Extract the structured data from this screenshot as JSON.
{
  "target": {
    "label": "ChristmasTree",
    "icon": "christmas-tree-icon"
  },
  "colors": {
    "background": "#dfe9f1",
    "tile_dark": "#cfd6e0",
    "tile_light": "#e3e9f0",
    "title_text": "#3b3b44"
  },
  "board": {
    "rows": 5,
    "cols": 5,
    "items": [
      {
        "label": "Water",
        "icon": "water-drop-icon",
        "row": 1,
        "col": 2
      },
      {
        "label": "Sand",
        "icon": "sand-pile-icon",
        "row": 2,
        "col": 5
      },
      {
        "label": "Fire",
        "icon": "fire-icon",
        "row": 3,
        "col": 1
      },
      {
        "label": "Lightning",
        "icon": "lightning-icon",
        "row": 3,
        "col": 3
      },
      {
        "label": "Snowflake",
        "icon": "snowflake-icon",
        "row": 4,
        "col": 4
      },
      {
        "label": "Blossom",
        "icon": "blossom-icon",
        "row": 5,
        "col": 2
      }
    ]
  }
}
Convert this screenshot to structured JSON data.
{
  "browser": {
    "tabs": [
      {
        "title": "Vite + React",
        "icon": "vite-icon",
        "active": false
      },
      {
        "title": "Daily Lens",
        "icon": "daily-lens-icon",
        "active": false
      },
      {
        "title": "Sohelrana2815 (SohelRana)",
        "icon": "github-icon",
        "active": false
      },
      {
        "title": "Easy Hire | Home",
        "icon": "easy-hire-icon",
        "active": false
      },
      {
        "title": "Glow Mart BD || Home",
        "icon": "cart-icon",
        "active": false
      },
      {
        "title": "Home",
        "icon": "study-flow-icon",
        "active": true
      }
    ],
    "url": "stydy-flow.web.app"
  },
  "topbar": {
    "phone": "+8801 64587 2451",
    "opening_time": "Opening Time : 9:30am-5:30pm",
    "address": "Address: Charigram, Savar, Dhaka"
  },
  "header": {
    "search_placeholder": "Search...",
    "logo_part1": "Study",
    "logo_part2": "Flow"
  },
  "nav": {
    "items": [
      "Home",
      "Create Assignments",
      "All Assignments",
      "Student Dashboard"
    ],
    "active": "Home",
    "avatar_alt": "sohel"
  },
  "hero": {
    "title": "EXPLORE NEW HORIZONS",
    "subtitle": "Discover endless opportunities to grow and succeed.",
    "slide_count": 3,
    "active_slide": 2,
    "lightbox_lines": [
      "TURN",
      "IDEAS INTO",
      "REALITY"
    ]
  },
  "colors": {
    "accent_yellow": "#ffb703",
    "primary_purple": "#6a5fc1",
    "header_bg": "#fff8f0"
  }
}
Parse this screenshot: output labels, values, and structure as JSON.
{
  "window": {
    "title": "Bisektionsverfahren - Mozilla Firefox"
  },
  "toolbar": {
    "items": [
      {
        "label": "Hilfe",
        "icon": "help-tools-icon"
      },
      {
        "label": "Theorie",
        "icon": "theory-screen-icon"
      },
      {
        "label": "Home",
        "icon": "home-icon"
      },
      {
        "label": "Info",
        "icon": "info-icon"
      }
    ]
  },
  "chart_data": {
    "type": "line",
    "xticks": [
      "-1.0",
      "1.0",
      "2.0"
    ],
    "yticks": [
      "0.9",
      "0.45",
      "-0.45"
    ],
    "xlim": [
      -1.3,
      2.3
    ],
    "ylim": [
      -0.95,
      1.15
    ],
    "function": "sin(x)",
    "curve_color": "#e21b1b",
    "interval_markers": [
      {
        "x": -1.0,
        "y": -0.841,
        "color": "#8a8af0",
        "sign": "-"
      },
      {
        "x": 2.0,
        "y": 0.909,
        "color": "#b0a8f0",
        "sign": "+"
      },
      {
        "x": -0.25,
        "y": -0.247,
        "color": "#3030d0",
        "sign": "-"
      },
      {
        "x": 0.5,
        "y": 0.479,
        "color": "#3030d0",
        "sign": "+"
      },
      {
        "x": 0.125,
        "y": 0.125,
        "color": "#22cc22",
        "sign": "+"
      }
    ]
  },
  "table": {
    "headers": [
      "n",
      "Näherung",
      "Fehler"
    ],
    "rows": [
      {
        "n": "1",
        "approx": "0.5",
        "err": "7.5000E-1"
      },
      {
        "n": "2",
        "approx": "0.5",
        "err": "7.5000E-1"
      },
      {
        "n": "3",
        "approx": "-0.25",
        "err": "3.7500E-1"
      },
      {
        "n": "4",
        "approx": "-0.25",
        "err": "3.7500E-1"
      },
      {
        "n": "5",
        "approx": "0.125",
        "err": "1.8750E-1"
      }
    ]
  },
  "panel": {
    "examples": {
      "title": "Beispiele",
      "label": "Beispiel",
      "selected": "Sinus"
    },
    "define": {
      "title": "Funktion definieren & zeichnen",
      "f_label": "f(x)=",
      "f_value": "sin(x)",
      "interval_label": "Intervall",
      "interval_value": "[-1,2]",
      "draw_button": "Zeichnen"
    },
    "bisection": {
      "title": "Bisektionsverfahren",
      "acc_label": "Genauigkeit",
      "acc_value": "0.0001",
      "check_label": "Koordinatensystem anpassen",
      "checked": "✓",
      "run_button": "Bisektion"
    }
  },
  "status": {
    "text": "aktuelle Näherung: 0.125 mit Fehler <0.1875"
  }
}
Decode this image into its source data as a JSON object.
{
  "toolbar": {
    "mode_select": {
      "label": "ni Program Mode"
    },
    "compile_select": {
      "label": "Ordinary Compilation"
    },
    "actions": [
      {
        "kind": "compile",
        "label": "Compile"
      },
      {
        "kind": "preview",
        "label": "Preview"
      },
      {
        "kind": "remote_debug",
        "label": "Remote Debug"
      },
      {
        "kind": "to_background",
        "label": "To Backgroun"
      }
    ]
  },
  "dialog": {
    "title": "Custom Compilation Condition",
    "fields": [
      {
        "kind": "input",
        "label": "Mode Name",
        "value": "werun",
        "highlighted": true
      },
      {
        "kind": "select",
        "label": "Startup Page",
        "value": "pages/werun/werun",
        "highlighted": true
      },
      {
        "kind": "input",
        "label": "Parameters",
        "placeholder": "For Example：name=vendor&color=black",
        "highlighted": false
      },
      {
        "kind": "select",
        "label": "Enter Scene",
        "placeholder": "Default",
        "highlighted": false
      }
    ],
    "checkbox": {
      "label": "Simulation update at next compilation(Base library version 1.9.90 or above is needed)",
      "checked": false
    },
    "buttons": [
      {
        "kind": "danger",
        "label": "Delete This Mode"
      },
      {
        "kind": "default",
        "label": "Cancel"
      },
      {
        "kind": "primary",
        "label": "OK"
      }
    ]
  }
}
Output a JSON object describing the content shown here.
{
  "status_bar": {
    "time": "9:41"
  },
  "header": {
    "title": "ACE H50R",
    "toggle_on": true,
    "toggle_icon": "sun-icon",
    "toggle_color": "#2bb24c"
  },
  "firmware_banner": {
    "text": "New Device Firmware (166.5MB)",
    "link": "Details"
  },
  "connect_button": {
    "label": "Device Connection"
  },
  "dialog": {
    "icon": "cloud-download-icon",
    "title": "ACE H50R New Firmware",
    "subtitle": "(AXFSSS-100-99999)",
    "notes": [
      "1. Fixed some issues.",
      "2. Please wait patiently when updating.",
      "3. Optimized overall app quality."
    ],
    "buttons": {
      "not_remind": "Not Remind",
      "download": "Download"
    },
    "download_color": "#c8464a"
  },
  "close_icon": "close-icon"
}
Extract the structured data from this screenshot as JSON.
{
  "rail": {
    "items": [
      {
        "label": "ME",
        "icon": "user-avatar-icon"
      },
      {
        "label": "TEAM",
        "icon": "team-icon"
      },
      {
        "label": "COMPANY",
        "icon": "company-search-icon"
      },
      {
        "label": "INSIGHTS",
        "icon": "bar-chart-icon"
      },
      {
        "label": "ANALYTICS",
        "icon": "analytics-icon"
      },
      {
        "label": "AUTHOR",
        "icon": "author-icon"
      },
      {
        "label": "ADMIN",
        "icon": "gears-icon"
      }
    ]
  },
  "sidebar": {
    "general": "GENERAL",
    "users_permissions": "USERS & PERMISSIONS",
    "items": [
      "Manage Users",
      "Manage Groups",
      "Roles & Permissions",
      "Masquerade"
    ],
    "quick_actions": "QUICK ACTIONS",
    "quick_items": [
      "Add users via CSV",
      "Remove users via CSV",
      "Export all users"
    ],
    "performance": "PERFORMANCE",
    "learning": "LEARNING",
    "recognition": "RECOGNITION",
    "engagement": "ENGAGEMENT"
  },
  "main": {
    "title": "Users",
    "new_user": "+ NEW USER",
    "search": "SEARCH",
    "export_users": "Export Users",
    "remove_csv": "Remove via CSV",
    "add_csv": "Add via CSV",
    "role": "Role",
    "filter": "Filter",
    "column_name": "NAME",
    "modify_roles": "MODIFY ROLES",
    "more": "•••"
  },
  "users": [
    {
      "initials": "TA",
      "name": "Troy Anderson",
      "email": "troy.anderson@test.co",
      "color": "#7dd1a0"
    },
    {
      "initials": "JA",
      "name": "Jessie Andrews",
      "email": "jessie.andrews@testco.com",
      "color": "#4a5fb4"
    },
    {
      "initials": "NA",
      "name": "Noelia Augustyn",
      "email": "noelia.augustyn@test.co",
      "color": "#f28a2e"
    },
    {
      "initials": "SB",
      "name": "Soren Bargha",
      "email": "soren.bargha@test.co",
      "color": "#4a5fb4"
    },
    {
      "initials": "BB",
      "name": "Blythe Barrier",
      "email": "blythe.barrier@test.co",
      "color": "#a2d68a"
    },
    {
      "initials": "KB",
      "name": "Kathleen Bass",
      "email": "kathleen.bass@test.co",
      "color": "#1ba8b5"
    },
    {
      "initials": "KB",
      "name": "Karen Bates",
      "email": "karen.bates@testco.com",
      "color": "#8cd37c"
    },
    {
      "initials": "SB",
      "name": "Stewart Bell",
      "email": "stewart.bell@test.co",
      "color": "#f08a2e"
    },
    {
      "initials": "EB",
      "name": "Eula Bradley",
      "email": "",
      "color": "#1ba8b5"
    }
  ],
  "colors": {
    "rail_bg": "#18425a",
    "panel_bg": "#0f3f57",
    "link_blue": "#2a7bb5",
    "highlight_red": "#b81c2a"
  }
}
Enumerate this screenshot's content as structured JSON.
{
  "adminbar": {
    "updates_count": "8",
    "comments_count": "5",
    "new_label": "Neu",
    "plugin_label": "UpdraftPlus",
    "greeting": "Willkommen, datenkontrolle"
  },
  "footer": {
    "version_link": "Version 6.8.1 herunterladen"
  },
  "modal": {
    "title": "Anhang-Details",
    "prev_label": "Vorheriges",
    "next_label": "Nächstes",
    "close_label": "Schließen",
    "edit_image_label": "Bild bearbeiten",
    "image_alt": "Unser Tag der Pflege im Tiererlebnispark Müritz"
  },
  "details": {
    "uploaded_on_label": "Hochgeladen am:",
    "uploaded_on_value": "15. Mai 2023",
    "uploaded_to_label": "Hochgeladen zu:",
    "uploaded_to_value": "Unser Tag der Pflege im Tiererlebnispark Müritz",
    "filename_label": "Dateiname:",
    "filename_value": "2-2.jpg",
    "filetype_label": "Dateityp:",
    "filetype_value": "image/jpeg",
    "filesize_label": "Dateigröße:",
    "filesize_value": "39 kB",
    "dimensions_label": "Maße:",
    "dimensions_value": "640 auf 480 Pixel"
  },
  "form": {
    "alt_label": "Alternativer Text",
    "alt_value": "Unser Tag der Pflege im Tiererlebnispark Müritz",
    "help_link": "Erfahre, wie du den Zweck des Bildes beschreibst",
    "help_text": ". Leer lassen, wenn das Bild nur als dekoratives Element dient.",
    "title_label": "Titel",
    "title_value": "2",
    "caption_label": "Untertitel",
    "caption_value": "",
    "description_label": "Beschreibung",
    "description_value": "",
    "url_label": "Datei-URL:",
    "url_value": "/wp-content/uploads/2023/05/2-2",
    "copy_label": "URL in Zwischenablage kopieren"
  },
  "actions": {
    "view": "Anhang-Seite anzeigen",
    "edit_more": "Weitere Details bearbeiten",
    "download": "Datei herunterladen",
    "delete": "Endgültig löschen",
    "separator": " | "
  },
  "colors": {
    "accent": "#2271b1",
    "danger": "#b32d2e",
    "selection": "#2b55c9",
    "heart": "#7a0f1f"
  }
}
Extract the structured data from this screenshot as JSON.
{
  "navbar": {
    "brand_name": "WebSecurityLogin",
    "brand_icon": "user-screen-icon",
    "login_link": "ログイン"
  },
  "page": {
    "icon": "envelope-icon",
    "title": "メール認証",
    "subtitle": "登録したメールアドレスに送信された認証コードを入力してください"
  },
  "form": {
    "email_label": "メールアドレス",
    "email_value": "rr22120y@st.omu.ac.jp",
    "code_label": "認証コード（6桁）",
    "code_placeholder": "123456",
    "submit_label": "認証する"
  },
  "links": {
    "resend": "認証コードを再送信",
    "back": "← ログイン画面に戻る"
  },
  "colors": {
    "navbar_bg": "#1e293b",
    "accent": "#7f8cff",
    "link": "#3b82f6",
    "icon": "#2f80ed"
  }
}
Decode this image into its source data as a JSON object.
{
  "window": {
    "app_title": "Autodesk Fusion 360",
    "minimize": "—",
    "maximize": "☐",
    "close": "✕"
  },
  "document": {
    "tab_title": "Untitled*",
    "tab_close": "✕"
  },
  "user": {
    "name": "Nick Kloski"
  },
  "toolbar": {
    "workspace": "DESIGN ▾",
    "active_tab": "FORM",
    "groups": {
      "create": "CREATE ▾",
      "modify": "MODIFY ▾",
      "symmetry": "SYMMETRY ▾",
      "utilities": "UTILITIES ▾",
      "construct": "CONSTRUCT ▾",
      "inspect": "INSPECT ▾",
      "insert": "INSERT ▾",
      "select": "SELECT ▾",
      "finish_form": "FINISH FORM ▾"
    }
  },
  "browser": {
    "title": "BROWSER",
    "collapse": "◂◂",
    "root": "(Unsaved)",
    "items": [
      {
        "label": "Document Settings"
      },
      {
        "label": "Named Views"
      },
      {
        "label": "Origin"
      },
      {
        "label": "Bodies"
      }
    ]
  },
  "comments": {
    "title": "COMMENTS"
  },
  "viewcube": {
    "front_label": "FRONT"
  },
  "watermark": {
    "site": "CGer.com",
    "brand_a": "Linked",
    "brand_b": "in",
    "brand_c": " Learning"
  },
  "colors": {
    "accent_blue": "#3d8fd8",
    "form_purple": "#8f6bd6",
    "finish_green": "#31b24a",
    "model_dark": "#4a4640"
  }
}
= = = =
**Exercise:**
Exactly how many lines of the listing above contain the string "subtitle"? Give no more than the number.

**Response to this task:**
3